Karl Rove: 2012 Barn-burner of a presidential race
As originally appearing in The Union Leader

Union Leader Correspondent

BEDFORD – Karl Rove, the master political tactician who helped President George W. Bush twice win the White House, briefly threw his hat into the political ring Thursday during a visit to New Hampshire.

“I’m Karl Rove, I’m running for president, and I’m in it to win,” Rove said at the beginning of a speech to the New England Council, an alliance of academic, health and business institutions.

After the laughs from his audience subsided, Rove – who served as senior advisor and deputy chief of staff to President George W. Bush – just as quickly withdrew his candidacy.

“Just kidding,” Rove said.

Instead of launching his own bid for the White House, Rove spent 40 minutes handicapping the 2012 presidential race. Rove, largely recognized as the man who engineered Bush’s two presidential election victories, said Republican candidates stand more than a fighting chance against President Barack Obama.

════════

■ Task
Pick up the article on Karl Rove's New Hampshire speech after its last sentence and carry it forward. The items that come next are separate material and have no connection to the article about Karl Rove.

════════

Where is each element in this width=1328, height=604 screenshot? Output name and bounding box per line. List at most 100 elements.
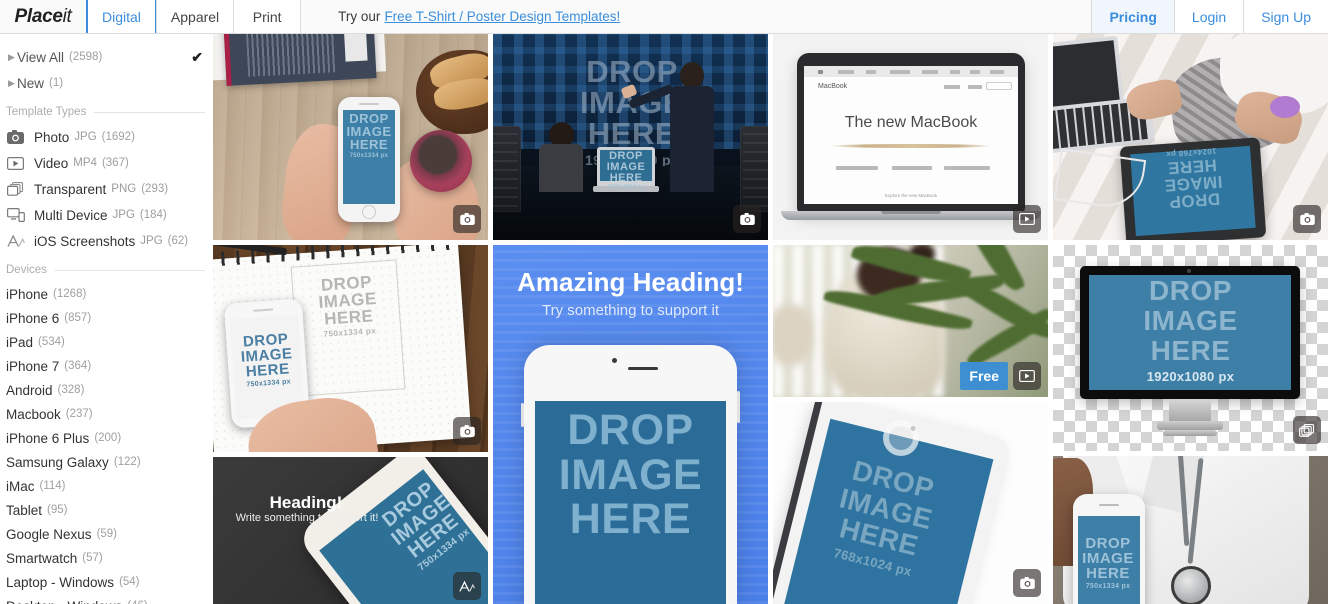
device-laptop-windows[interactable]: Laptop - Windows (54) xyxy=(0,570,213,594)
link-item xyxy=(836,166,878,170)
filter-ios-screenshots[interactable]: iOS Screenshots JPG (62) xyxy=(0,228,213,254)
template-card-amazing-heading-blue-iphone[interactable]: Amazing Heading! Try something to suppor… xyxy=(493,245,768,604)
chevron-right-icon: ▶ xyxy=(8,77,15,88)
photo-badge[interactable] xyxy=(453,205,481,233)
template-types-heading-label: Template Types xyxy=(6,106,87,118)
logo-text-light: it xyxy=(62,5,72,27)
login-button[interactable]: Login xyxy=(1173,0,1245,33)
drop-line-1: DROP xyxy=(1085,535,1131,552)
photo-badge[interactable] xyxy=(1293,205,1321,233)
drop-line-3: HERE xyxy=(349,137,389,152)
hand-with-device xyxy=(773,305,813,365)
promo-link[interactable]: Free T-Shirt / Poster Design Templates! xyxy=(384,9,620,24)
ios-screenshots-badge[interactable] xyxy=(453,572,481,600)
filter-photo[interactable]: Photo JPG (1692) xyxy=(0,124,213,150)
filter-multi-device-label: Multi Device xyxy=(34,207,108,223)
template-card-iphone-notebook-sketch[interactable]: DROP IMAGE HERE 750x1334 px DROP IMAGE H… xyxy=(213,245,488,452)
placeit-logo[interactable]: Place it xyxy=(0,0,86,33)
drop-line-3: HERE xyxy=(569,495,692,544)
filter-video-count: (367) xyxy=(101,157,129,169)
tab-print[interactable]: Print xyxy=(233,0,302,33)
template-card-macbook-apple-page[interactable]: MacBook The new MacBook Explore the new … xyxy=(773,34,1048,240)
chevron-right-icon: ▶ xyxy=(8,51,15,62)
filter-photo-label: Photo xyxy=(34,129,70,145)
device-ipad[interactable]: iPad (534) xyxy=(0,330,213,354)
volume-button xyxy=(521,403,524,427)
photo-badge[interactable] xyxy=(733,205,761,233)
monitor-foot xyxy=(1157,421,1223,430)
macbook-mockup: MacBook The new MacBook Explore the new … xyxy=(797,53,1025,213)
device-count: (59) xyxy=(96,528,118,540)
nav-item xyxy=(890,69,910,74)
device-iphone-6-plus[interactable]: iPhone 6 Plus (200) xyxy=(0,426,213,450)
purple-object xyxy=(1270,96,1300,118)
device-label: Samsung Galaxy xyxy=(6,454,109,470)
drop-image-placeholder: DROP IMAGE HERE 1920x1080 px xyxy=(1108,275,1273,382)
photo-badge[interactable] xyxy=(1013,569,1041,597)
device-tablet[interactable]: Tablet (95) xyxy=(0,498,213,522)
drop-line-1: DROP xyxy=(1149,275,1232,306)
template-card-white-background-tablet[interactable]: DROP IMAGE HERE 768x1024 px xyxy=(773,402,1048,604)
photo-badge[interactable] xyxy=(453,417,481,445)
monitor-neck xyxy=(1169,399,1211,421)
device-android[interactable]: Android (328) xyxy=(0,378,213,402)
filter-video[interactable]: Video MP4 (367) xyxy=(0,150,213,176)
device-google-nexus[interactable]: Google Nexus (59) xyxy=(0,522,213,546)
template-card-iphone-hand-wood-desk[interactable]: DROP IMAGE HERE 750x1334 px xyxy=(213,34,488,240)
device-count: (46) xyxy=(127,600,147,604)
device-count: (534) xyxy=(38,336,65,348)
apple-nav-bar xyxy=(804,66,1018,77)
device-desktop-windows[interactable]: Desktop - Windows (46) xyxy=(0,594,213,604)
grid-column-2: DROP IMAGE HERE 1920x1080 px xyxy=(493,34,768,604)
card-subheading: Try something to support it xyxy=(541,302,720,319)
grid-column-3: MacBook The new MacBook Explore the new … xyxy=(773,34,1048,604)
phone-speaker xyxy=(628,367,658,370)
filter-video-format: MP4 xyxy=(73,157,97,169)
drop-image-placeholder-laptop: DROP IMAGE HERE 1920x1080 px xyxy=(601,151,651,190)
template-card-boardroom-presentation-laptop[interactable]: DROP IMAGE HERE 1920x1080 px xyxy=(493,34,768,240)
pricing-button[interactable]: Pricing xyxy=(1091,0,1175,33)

════════

■ Written answer
“If somebody will stand up and make arguments about the economy, deficit, debt spending and health care, there’s going to be one barn-burner of a race,” Rove said.

A major problem for Obama, Rove said, is that he bungled the economy. Though many Americans still feel affection for Obama and his role as the nation’s first African American president, Rove said, that fact alone won’t win over voters who are still treading water in a stagnant economy.

“The president has been unable to give them confidence, unable to energize those animal spirits that are so important to the American economy,” Rove said. “He over-promised and under-delivered.”

Rove reserved special criticism for the American Recovery and Reinvestment Act of 2009, which he argued was poorly designed and did not create the economic boost needed to spur recovery. Rove took aim at billions of dollars spent on programs that targeted smoking and obesity.

“What does that have to do with getting the economy going?” Rove said. “I have yet to meet an out-of-work fat coach.”

Rove pointed out several other issues that could hurt Obama, including his passage of the Affordable Care Act. Rove made light of the president’s contention that the bill would not add a single dime to the federal deficit.

“With all due respect, in one way he’s right,” Rove said. “It will not add a single dime to the deficit. It’s going to add gazillions of dimes to the deficit.”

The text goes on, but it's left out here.